• [TASK MATERIAL]:
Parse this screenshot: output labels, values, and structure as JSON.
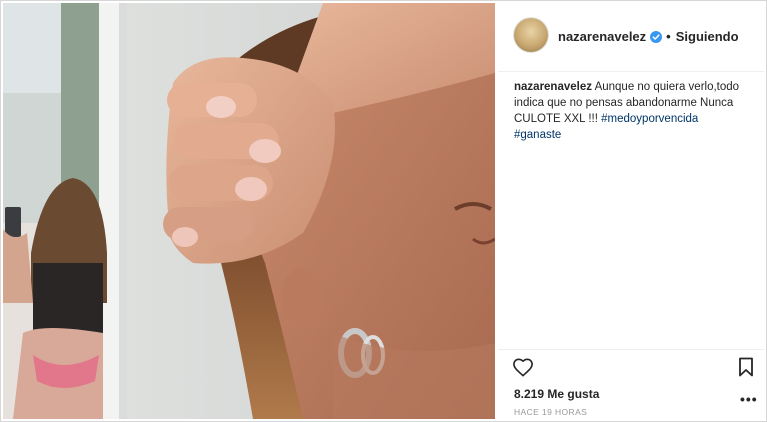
{
  "post": {
    "username": "nazarenavelez",
    "follow_status": "Siguiendo",
    "separator": "•",
    "caption_text": "Aunque no quiera verlo,todo indica que no pensas abandonarme Nunca CULOTE XXL !!!",
    "hashtags": [
      "#medoyporvencida",
      "#ganaste"
    ],
    "likes_text": "8.219 Me gusta",
    "timestamp": "HACE 19 HORAS",
    "more_options": "•••"
  },
  "icons": {
    "verified": "verified-badge-icon",
    "like": "heart-icon",
    "save": "bookmark-icon",
    "more": "more-options-icon"
  },
  "colors": {
    "verified": "#3897f0",
    "hashtag": "#003569",
    "text": "#262626",
    "muted": "#999999"
  }
}
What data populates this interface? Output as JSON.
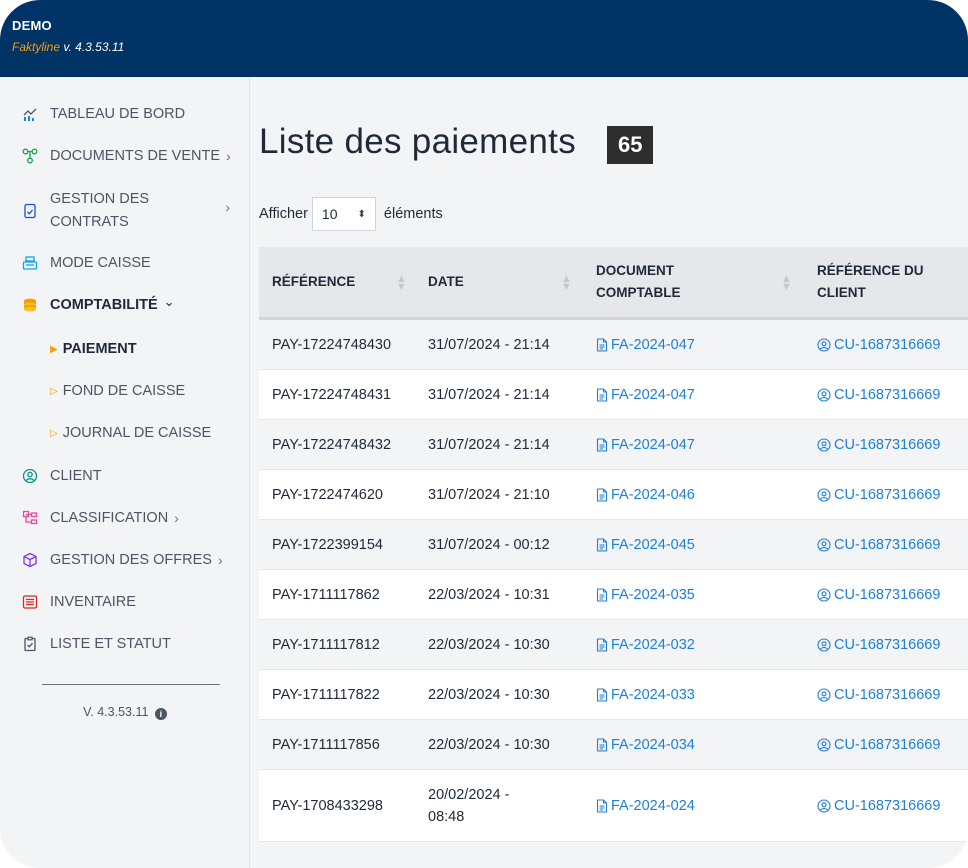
{
  "header": {
    "brand": "DEMO",
    "product": "Faktyline",
    "version": "v. 4.3.53.11"
  },
  "sidebar": {
    "items": [
      {
        "label": "TABLEAU DE BORD",
        "icon": "chart-icon"
      },
      {
        "label": "DOCUMENTS DE VENTE",
        "icon": "flow-icon",
        "chevron": "›"
      },
      {
        "label_line1": "GESTION DES",
        "label_line2": "CONTRATS",
        "icon": "contract-icon",
        "chevron": "›"
      },
      {
        "label": "MODE CAISSE",
        "icon": "cash-register-icon"
      },
      {
        "label": "COMPTABILITÉ",
        "icon": "coins-icon",
        "chevron": "⌄"
      },
      {
        "label": "CLIENT",
        "icon": "user-circle-icon"
      },
      {
        "label": "CLASSIFICATION",
        "icon": "classification-icon",
        "chevron": "›"
      },
      {
        "label": "GESTION DES OFFRES",
        "icon": "box-icon",
        "chevron": "›"
      },
      {
        "label": "INVENTAIRE",
        "icon": "list-icon"
      },
      {
        "label": "LISTE ET STATUT",
        "icon": "clipboard-icon"
      }
    ],
    "sub_items": [
      {
        "label": "PAIEMENT",
        "active": true
      },
      {
        "label": "FOND DE CAISSE",
        "active": false
      },
      {
        "label": "JOURNAL DE CAISSE",
        "active": false
      }
    ],
    "version": "V. 4.3.53.11",
    "info_glyph": "i"
  },
  "main": {
    "title": "Liste des paiements",
    "count": "65",
    "show_prefix": "Afficher",
    "page_size": "10",
    "show_suffix": "éléments",
    "columns": [
      {
        "line1": "RÉFÉRENCE",
        "line2": ""
      },
      {
        "line1": "DATE",
        "line2": ""
      },
      {
        "line1": "DOCUMENT",
        "line2": "COMPTABLE"
      },
      {
        "line1": "RÉFÉRENCE DU",
        "line2": "CLIENT"
      }
    ],
    "rows": [
      {
        "ref": "PAY-17224748430",
        "date": "31/07/2024 - 21:14",
        "doc": "FA-2024-047",
        "client": "CU-1687316669"
      },
      {
        "ref": "PAY-17224748431",
        "date": "31/07/2024 - 21:14",
        "doc": "FA-2024-047",
        "client": "CU-1687316669"
      },
      {
        "ref": "PAY-17224748432",
        "date": "31/07/2024 - 21:14",
        "doc": "FA-2024-047",
        "client": "CU-1687316669"
      },
      {
        "ref": "PAY-1722474620",
        "date": "31/07/2024 - 21:10",
        "doc": "FA-2024-046",
        "client": "CU-1687316669"
      },
      {
        "ref": "PAY-1722399154",
        "date": "31/07/2024 - 00:12",
        "doc": "FA-2024-045",
        "client": "CU-1687316669"
      },
      {
        "ref": "PAY-1711117862",
        "date": "22/03/2024 - 10:31",
        "doc": "FA-2024-035",
        "client": "CU-1687316669"
      },
      {
        "ref": "PAY-1711117812",
        "date": "22/03/2024 - 10:30",
        "doc": "FA-2024-032",
        "client": "CU-1687316669"
      },
      {
        "ref": "PAY-1711117822",
        "date": "22/03/2024 - 10:30",
        "doc": "FA-2024-033",
        "client": "CU-1687316669"
      },
      {
        "ref": "PAY-1711117856",
        "date": "22/03/2024 - 10:30",
        "doc": "FA-2024-034",
        "client": "CU-1687316669"
      },
      {
        "ref": "PAY-1708433298",
        "date_line1": "20/02/2024 -",
        "date_line2": "08:48",
        "doc": "FA-2024-024",
        "client": "CU-1687316669"
      }
    ]
  },
  "colors": {
    "header_bg": "#003366",
    "accent": "#f59e0b",
    "link": "#1d7fd6"
  }
}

• [STATED GOAL]: Using the records above, find and show each line with the string "verified".

• [FINAL ANSWER]:
    "verified": "verified-badge-icon",
    "verified": "#3897f0",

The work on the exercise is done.